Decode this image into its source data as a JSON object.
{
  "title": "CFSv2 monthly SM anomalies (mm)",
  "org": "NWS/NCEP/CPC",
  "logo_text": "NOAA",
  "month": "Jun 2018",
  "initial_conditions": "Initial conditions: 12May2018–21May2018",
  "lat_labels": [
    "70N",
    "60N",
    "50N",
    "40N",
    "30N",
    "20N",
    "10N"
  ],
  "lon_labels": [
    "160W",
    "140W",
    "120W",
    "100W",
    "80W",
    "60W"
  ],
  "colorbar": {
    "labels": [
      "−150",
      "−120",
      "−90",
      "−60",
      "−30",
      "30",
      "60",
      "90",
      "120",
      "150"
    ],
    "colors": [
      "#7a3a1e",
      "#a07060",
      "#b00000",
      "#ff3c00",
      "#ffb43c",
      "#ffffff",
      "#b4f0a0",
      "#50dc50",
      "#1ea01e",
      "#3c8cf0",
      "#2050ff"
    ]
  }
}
┄┄┄┄┄┄┄┄┄┄
▶ **REQUIRED WORK**:
Reproduce every line of the material above exactly.

▶ **WRITTEN REPLY**:
Decode this image into its source data as a JSON object.
{
  "title": "CFSv2 monthly SM anomalies (mm)",
  "org": "NWS/NCEP/CPC",
  "logo_text": "NOAA",
  "month": "Jun 2018",
  "initial_conditions": "Initial conditions: 12May2018–21May2018",
  "lat_labels": [
    "70N",
    "60N",
    "50N",
    "40N",
    "30N",
    "20N",
    "10N"
  ],
  "lon_labels": [
    "160W",
    "140W",
    "120W",
    "100W",
    "80W",
    "60W"
  ],
  "colorbar": {
    "labels": [
      "−150",
      "−120",
      "−90",
      "−60",
      "−30",
      "30",
      "60",
      "90",
      "120",
      "150"
    ],
    "colors": [
      "#7a3a1e",
      "#a07060",
      "#b00000",
      "#ff3c00",
      "#ffb43c",
      "#ffffff",
      "#b4f0a0",
      "#50dc50",
      "#1ea01e",
      "#3c8cf0",
      "#2050ff"
    ]
  }
}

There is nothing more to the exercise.